======== Entries supplied ========

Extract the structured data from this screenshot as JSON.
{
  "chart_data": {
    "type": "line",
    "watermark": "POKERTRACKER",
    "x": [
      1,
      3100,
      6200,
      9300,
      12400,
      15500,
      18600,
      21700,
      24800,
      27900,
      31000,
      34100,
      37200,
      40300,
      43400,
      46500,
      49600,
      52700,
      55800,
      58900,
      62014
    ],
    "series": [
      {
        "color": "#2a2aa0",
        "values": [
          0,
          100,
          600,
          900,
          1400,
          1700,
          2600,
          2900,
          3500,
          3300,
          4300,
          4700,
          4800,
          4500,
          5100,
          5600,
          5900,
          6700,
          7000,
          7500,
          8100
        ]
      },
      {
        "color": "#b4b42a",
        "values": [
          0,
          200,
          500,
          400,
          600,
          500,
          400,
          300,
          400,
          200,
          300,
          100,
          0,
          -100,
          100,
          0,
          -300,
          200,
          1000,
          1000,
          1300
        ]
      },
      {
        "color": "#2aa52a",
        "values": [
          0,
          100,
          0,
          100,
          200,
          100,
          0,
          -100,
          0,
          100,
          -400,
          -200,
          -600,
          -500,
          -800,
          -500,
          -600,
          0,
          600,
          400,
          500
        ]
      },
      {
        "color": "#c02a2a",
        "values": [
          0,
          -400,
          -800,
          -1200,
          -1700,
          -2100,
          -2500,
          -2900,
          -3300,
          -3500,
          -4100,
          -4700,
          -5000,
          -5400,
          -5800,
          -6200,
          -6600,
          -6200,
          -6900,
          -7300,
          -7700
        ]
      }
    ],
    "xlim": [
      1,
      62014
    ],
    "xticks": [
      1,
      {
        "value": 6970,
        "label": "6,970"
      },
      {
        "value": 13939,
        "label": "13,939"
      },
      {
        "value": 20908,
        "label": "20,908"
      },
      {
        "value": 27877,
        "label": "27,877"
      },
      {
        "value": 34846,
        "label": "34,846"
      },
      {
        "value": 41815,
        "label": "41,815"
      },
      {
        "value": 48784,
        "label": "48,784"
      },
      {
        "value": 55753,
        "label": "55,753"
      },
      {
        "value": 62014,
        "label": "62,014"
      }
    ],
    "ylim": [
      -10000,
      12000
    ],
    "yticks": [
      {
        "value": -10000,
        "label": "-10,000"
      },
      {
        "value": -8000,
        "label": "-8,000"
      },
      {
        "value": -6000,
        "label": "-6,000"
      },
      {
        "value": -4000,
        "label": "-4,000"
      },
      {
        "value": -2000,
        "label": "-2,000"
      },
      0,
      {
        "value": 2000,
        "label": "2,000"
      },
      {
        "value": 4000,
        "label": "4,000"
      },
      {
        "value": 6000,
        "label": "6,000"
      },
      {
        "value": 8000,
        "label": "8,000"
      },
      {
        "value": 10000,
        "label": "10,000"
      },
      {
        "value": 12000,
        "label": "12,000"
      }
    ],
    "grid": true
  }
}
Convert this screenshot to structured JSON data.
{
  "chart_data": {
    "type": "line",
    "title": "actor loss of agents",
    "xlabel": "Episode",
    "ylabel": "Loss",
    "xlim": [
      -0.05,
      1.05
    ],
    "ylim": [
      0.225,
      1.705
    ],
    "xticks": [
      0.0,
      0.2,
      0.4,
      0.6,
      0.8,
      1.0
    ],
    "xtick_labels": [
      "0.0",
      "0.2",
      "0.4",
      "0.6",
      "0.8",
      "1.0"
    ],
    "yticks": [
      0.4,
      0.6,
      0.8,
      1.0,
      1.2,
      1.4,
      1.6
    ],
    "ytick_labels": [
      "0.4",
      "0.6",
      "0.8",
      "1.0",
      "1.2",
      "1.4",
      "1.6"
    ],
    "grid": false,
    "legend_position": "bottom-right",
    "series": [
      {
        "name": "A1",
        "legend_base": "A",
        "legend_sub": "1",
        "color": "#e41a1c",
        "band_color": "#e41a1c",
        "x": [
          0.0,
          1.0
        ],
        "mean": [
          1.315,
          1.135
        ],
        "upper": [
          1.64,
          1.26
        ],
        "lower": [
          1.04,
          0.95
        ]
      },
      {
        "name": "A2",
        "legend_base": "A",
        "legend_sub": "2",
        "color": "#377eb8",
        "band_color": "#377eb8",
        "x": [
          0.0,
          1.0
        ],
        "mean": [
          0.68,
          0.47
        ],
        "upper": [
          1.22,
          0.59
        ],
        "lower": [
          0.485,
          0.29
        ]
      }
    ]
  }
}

========

**Required work**
Copy out each line of the material that holds the word "JSON".

**Expected output**
Extract the structured data from this screenshot as JSON.
Convert this screenshot to structured JSON data.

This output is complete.